# [The exercise]
Locate the lines that hold the string "more". Copy every such line.

A run of records:
————————

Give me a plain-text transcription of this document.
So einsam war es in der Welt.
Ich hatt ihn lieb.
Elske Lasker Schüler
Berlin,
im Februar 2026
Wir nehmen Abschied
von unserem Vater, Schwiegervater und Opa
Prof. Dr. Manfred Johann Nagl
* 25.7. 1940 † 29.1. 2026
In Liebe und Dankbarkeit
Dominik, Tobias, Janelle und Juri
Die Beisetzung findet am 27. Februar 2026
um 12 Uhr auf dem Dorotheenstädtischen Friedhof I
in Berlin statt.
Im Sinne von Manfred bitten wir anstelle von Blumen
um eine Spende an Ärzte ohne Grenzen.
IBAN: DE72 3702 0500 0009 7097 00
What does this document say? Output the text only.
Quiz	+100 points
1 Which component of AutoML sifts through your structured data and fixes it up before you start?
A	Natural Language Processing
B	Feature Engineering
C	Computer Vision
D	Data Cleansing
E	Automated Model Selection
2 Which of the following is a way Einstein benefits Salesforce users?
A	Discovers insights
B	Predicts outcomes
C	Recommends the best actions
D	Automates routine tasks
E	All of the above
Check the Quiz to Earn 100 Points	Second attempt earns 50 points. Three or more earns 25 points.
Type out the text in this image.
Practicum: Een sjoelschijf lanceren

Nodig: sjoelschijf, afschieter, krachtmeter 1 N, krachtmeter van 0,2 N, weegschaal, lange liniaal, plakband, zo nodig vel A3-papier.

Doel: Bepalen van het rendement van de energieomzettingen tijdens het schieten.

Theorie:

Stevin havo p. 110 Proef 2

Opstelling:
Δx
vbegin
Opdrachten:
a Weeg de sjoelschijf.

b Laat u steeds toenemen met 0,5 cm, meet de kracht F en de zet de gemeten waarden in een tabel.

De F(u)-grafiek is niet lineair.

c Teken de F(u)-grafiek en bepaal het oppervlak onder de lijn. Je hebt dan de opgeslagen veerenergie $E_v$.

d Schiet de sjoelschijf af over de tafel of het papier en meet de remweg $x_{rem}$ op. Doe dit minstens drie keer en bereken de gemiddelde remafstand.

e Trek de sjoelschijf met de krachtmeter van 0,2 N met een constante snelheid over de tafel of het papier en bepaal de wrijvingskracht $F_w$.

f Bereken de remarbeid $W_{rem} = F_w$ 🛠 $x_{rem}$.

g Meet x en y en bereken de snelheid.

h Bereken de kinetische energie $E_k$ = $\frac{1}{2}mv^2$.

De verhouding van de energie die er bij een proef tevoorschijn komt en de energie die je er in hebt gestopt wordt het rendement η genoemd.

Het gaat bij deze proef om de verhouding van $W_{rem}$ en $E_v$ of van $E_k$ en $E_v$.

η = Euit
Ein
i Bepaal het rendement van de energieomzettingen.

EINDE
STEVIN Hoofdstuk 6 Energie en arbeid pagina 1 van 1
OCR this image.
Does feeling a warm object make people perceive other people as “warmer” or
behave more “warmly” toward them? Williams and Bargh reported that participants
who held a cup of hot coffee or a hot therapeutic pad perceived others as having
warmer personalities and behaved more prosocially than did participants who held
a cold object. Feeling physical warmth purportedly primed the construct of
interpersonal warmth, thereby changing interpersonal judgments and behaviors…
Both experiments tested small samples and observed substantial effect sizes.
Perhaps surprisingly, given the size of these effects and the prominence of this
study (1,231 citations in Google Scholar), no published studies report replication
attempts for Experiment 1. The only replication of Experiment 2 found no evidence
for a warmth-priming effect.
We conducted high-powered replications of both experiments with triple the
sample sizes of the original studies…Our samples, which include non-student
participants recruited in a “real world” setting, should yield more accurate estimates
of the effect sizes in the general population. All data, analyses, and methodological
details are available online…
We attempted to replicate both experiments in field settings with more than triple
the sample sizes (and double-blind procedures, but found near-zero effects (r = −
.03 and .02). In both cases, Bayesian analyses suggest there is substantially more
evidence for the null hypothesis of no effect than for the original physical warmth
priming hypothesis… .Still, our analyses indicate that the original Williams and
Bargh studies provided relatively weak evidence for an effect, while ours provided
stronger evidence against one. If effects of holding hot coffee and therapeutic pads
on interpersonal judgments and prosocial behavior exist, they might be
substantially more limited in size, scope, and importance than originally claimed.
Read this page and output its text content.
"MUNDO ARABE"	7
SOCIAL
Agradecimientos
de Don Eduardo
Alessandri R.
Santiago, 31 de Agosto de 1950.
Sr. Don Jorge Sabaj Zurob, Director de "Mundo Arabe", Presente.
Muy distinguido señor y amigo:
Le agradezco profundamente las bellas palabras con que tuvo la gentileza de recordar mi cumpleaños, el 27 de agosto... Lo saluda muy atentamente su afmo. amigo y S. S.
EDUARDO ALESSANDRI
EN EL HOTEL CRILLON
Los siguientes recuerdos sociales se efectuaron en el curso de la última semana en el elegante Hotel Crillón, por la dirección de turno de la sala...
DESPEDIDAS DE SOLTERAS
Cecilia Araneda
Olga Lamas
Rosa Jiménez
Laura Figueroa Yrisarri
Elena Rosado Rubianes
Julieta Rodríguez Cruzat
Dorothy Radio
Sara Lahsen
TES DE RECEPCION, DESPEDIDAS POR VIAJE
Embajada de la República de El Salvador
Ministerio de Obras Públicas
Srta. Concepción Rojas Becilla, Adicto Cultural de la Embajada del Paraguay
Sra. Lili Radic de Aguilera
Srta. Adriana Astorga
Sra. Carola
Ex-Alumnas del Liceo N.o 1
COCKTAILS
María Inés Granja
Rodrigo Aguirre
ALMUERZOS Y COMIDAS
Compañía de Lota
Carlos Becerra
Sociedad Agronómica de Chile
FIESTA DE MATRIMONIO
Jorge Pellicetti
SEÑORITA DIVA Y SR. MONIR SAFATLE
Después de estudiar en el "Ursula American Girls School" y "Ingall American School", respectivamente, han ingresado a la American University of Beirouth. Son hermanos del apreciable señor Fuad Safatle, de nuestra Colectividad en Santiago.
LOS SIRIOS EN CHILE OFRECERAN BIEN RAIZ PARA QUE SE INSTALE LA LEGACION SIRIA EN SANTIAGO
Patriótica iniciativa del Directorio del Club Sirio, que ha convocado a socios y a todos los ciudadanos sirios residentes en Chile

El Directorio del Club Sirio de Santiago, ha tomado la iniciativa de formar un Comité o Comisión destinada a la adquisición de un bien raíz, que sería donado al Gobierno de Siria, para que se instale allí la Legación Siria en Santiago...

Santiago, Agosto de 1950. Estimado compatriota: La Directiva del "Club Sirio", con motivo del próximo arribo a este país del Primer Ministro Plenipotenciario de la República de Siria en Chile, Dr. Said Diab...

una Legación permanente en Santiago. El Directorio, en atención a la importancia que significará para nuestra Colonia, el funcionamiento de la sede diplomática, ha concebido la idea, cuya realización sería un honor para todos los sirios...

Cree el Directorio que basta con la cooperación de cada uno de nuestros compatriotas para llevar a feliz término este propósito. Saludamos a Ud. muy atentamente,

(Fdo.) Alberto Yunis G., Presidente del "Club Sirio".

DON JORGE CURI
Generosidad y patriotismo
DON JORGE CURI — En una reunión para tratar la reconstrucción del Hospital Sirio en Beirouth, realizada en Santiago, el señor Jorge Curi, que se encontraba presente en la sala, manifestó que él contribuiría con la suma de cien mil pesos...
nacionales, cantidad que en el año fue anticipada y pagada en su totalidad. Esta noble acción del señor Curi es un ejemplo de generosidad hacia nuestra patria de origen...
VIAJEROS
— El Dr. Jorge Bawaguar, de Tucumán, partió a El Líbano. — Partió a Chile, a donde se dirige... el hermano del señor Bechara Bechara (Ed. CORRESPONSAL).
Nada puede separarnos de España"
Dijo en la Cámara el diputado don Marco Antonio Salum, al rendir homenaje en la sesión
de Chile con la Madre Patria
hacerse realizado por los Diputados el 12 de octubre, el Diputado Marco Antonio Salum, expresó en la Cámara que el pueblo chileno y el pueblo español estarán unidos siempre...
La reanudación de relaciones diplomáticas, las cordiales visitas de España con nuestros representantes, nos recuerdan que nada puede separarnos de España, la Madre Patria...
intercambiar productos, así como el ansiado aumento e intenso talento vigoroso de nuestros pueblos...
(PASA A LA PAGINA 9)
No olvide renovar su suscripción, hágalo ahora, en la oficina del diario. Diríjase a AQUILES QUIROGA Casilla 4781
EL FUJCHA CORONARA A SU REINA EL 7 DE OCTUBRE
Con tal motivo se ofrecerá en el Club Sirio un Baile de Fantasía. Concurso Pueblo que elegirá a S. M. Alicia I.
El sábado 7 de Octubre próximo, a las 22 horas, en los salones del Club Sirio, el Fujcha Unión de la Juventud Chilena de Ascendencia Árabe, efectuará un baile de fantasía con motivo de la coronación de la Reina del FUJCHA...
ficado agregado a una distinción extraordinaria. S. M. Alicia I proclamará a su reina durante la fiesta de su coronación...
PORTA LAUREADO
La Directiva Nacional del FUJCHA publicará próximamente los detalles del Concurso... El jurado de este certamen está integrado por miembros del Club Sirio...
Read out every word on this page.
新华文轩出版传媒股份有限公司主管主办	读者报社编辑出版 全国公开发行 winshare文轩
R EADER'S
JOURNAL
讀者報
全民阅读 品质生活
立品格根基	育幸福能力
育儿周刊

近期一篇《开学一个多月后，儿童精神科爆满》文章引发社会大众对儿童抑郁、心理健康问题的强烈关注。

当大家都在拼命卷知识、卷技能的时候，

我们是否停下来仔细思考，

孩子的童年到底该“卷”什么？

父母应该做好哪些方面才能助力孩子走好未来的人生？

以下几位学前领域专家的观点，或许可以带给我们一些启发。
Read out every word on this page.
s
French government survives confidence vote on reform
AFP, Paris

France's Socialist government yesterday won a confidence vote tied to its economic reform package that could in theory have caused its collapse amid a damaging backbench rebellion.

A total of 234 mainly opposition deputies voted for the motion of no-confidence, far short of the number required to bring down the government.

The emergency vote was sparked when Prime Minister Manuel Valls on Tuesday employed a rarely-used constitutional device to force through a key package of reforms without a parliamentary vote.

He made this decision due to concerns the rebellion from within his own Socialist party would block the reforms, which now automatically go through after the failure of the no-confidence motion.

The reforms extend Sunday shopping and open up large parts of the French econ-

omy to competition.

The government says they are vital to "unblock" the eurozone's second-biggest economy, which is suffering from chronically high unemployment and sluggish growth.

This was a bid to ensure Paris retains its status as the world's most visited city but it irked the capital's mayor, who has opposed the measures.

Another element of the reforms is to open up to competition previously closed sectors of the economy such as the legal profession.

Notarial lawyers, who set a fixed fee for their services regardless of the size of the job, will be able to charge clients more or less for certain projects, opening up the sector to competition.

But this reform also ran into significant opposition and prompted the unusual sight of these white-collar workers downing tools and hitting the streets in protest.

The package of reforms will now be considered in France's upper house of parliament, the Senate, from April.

————————

# [Full response]
Check the Quiz to Earn 100 Points	Second attempt earns 50 points. Three or more earns 25 points.
behave more “warmly” toward them? Williams and Bargh reported that participants
warmer personalities and behaved more prosocially than did participants who held
participants recruited in a “real world” setting, should yield more accurate estimates
We attempted to replicate both experiments in field settings with more than triple
.03 and .02). In both cases, Bayesian analyses suggest there is substantially more
substantially more limited in size, scope, and importance than originally claimed.
Notarial lawyers, who set a fixed fee for their services regardless of the size of the job, will be able to charge clients more or less for certain projects, opening up the sector to competition.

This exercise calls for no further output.